What to work on: Leave every picture out and write out the records below exactly.

Data in this exercise:
_ _ _ _ _
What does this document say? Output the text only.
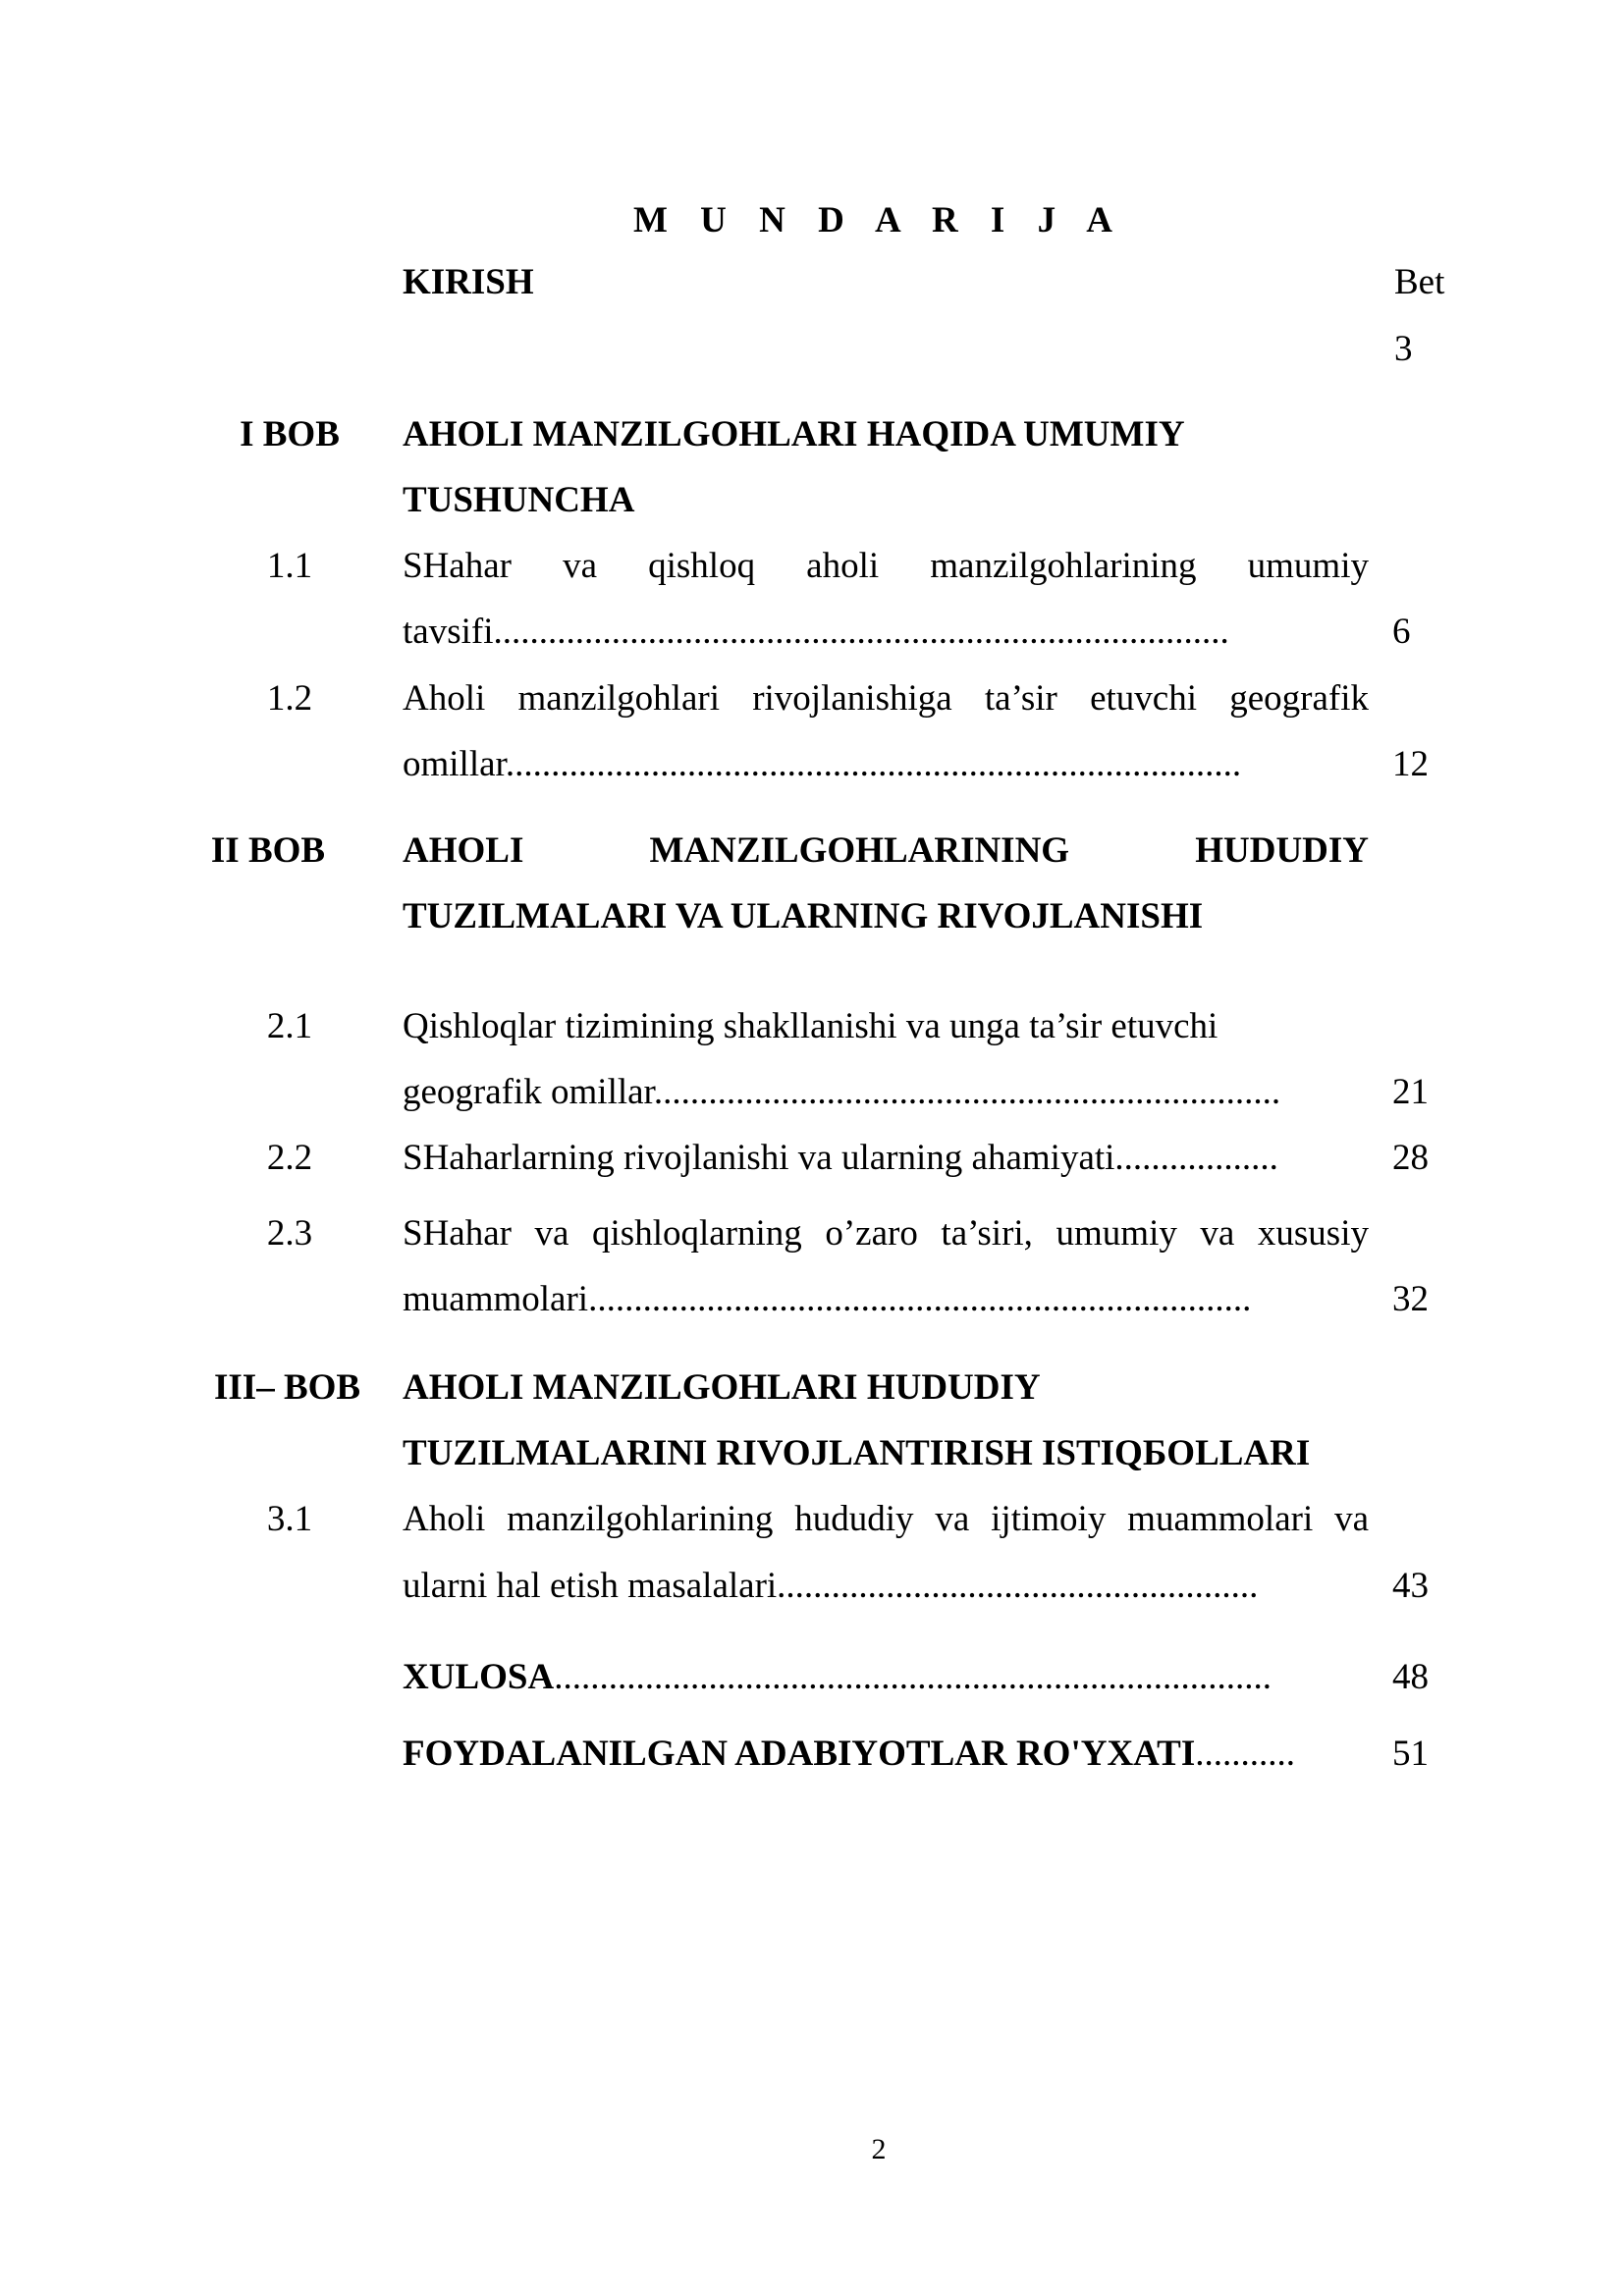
M U N D A R I J A
KIRISH	Bet
3
I BOB	AHOLI MANZILGOHLARI HAQIDA UMUMIY
TUSHUNCHA
1.1	SHahar va qishloq aholi manzilgohlarining umumiy
tavsifi.................................................................................	6
1.2	Aholi manzilgohlari rivojlanishiga ta’sir etuvchi geografik
omillar.................................................................................	12
II BOB	AHOLI MANZILGOHLARINING HUDUDIY
TUZILMALARI VA ULARNING RIVOJLANISHI
2.1	Qishloqlar tizimining shakllanishi va unga ta’sir etuvchi
geografik omillar.....................................................................	21
2.2	SHaharlarning rivojlanishi va ularning ahamiyati..................	28
2.3	SHahar va qishloqlarning o’zaro ta’siri, umumiy va xususiy
muammolari.........................................................................	32
III– BOB AHOLI MANZILGOHLARI HUDUDIY
TUZILMALARINI RIVOJLANTIRISH ISTIQБOLLARI
3.1	Aholi manzilgohlarining hududiy va ijtimoiy muammolari va
ularni hal etish masalalari.....................................................	43
XULOSA...............................................................................	48
FOYDALANILGAN ADABIYOTLAR RO'YXATI...........	51
2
_ _ _ _ _
Exercise response:
What does this document say? Output the text only.
M U N D A R I J A
KIRISH	Bet
3
I BOB	AHOLI MANZILGOHLARI HAQIDA UMUMIY
TUSHUNCHA
1.1	SHahar va qishloq aholi manzilgohlarining umumiy
tavsifi.................................................................................	6
1.2	Aholi manzilgohlari rivojlanishiga ta’sir etuvchi geografik
omillar.................................................................................	12
II BOB	AHOLI MANZILGOHLARINING HUDUDIY
TUZILMALARI VA ULARNING RIVOJLANISHI
2.1	Qishloqlar tizimining shakllanishi va unga ta’sir etuvchi
geografik omillar.....................................................................	21
2.2	SHaharlarning rivojlanishi va ularning ahamiyati..................	28
2.3	SHahar va qishloqlarning o’zaro ta’siri, umumiy va xususiy
muammolari.........................................................................	32
III– BOB AHOLI MANZILGOHLARI HUDUDIY
TUZILMALARINI RIVOJLANTIRISH ISTIQБOLLARI
3.1	Aholi manzilgohlarining hududiy va ijtimoiy muammolari va
ularni hal etish masalalari.....................................................	43
XULOSA...............................................................................	48
FOYDALANILGAN ADABIYOTLAR RO'YXATI...........	51
2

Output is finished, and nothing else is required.